* TASK BRIEF
Every line below that contains "color" is to be copied.

* DATA ROWS

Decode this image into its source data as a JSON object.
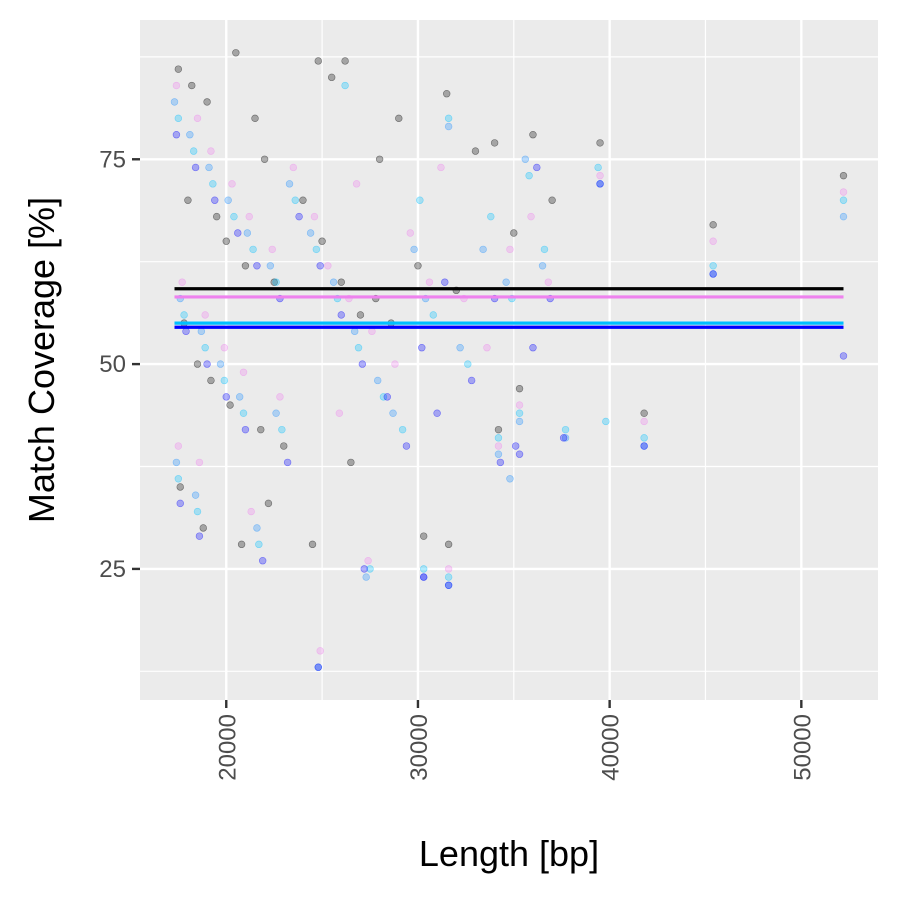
{
  "chart_data": {
    "type": "scatter",
    "xlabel": "Length [bp]",
    "ylabel": "Match Coverage [%]",
    "xlim": [
      15500,
      54000
    ],
    "ylim": [
      9,
      92
    ],
    "x_ticks": [
      20000,
      30000,
      40000,
      50000
    ],
    "x_tick_labels": [
      "20000",
      "30000",
      "40000",
      "50000"
    ],
    "y_ticks": [
      25,
      50,
      75
    ],
    "y_tick_labels": [
      "25",
      "50",
      "75"
    ],
    "grid": true,
    "background": "#ebebeb",
    "point_alpha": 0.3,
    "series": [
      {
        "color": "#000000",
        "mean_line": 59.2,
        "points": [
          [
            17500,
            86
          ],
          [
            18200,
            84
          ],
          [
            19000,
            82
          ],
          [
            20500,
            88
          ],
          [
            21500,
            80
          ],
          [
            22000,
            75
          ],
          [
            18000,
            70
          ],
          [
            19500,
            68
          ],
          [
            20000,
            65
          ],
          [
            21000,
            62
          ],
          [
            22500,
            60
          ],
          [
            17800,
            55
          ],
          [
            18500,
            50
          ],
          [
            19200,
            48
          ],
          [
            20200,
            45
          ],
          [
            21800,
            42
          ],
          [
            23000,
            40
          ],
          [
            17600,
            35
          ],
          [
            18800,
            30
          ],
          [
            20800,
            28
          ],
          [
            22200,
            33
          ],
          [
            24000,
            70
          ],
          [
            25000,
            65
          ],
          [
            26000,
            60
          ],
          [
            27000,
            56
          ],
          [
            28000,
            75
          ],
          [
            29000,
            80
          ],
          [
            30000,
            62
          ],
          [
            31500,
            83
          ],
          [
            25500,
            85
          ],
          [
            26200,
            87
          ],
          [
            24800,
            87
          ],
          [
            32000,
            59
          ],
          [
            33000,
            76
          ],
          [
            34000,
            77
          ],
          [
            35000,
            66
          ],
          [
            36000,
            78
          ],
          [
            37000,
            70
          ],
          [
            39500,
            77
          ],
          [
            41800,
            44
          ],
          [
            45400,
            67
          ],
          [
            52200,
            73
          ],
          [
            35300,
            47
          ],
          [
            34200,
            42
          ],
          [
            30300,
            29
          ],
          [
            31600,
            28
          ],
          [
            26500,
            38
          ],
          [
            24500,
            28
          ],
          [
            27800,
            58
          ],
          [
            28600,
            55
          ]
        ]
      },
      {
        "color": "#ee82ee",
        "mean_line": 58.2,
        "points": [
          [
            17400,
            84
          ],
          [
            18500,
            80
          ],
          [
            19200,
            76
          ],
          [
            20300,
            72
          ],
          [
            21200,
            68
          ],
          [
            22400,
            64
          ],
          [
            17700,
            60
          ],
          [
            18900,
            56
          ],
          [
            19900,
            52
          ],
          [
            20900,
            49
          ],
          [
            22800,
            46
          ],
          [
            17500,
            40
          ],
          [
            18600,
            38
          ],
          [
            21300,
            32
          ],
          [
            23500,
            74
          ],
          [
            24600,
            68
          ],
          [
            25300,
            62
          ],
          [
            26400,
            58
          ],
          [
            27600,
            54
          ],
          [
            28800,
            50
          ],
          [
            29600,
            66
          ],
          [
            30600,
            60
          ],
          [
            31200,
            74
          ],
          [
            32400,
            58
          ],
          [
            33600,
            52
          ],
          [
            34800,
            64
          ],
          [
            35900,
            68
          ],
          [
            36800,
            60
          ],
          [
            39500,
            73
          ],
          [
            41800,
            43
          ],
          [
            45400,
            65
          ],
          [
            52200,
            71
          ],
          [
            35300,
            45
          ],
          [
            34200,
            40
          ],
          [
            30300,
            24
          ],
          [
            31600,
            25
          ],
          [
            27400,
            26
          ],
          [
            24900,
            15
          ],
          [
            25900,
            44
          ],
          [
            26800,
            72
          ]
        ]
      },
      {
        "color": "#1e90ff",
        "mean_line": 54.8,
        "points": [
          [
            17300,
            82
          ],
          [
            18100,
            78
          ],
          [
            19100,
            74
          ],
          [
            20100,
            70
          ],
          [
            21100,
            66
          ],
          [
            22300,
            62
          ],
          [
            17600,
            58
          ],
          [
            18700,
            54
          ],
          [
            19700,
            50
          ],
          [
            20700,
            46
          ],
          [
            22600,
            44
          ],
          [
            17400,
            38
          ],
          [
            18400,
            34
          ],
          [
            21600,
            30
          ],
          [
            23300,
            72
          ],
          [
            24400,
            66
          ],
          [
            25600,
            60
          ],
          [
            26700,
            54
          ],
          [
            27900,
            48
          ],
          [
            28700,
            44
          ],
          [
            29800,
            64
          ],
          [
            30400,
            58
          ],
          [
            31600,
            79
          ],
          [
            32200,
            52
          ],
          [
            33400,
            64
          ],
          [
            34600,
            60
          ],
          [
            35600,
            75
          ],
          [
            36500,
            62
          ],
          [
            39500,
            72
          ],
          [
            41800,
            40
          ],
          [
            45400,
            61
          ],
          [
            52200,
            68
          ],
          [
            35300,
            43
          ],
          [
            34200,
            39
          ],
          [
            30300,
            24
          ],
          [
            31600,
            23
          ],
          [
            27300,
            24
          ],
          [
            24800,
            13
          ],
          [
            34800,
            36
          ],
          [
            37700,
            41
          ]
        ]
      },
      {
        "color": "#00bfff",
        "mean_line": 55.0,
        "points": [
          [
            17500,
            80
          ],
          [
            18300,
            76
          ],
          [
            19300,
            72
          ],
          [
            20400,
            68
          ],
          [
            21400,
            64
          ],
          [
            22600,
            60
          ],
          [
            17800,
            56
          ],
          [
            18900,
            52
          ],
          [
            19900,
            48
          ],
          [
            20900,
            44
          ],
          [
            22900,
            42
          ],
          [
            17500,
            36
          ],
          [
            18500,
            32
          ],
          [
            21700,
            28
          ],
          [
            23600,
            70
          ],
          [
            24700,
            64
          ],
          [
            25800,
            58
          ],
          [
            26900,
            52
          ],
          [
            28200,
            46
          ],
          [
            29200,
            42
          ],
          [
            30100,
            70
          ],
          [
            30800,
            56
          ],
          [
            31600,
            80
          ],
          [
            32600,
            50
          ],
          [
            33800,
            68
          ],
          [
            34900,
            58
          ],
          [
            35800,
            73
          ],
          [
            36600,
            64
          ],
          [
            39400,
            74
          ],
          [
            41800,
            41
          ],
          [
            45400,
            62
          ],
          [
            52200,
            70
          ],
          [
            35300,
            44
          ],
          [
            34200,
            41
          ],
          [
            30300,
            25
          ],
          [
            31600,
            24
          ],
          [
            27500,
            25
          ],
          [
            26200,
            84
          ],
          [
            37700,
            42
          ],
          [
            39800,
            43
          ]
        ]
      },
      {
        "color": "#0000ff",
        "mean_line": 54.5,
        "points": [
          [
            17400,
            78
          ],
          [
            18400,
            74
          ],
          [
            19400,
            70
          ],
          [
            20600,
            66
          ],
          [
            21600,
            62
          ],
          [
            22800,
            58
          ],
          [
            17900,
            54
          ],
          [
            19000,
            50
          ],
          [
            20000,
            46
          ],
          [
            21000,
            42
          ],
          [
            23200,
            38
          ],
          [
            17600,
            33
          ],
          [
            18600,
            29
          ],
          [
            21900,
            26
          ],
          [
            23800,
            68
          ],
          [
            24900,
            62
          ],
          [
            26000,
            56
          ],
          [
            27100,
            50
          ],
          [
            28400,
            46
          ],
          [
            29400,
            40
          ],
          [
            30200,
            52
          ],
          [
            31000,
            44
          ],
          [
            31400,
            60
          ],
          [
            32800,
            48
          ],
          [
            34000,
            58
          ],
          [
            35100,
            40
          ],
          [
            36200,
            74
          ],
          [
            36900,
            58
          ],
          [
            39500,
            72
          ],
          [
            41800,
            40
          ],
          [
            45400,
            61
          ],
          [
            52200,
            51
          ],
          [
            35300,
            39
          ],
          [
            34300,
            38
          ],
          [
            30300,
            24
          ],
          [
            31600,
            23
          ],
          [
            27200,
            25
          ],
          [
            24800,
            13
          ],
          [
            36000,
            52
          ],
          [
            37600,
            41
          ]
        ]
      }
    ]
  }
}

* COMPLETED TASK
        "color": "#000000",
        "color": "#ee82ee",
        "color": "#1e90ff",
        "color": "#00bfff",
        "color": "#0000ff",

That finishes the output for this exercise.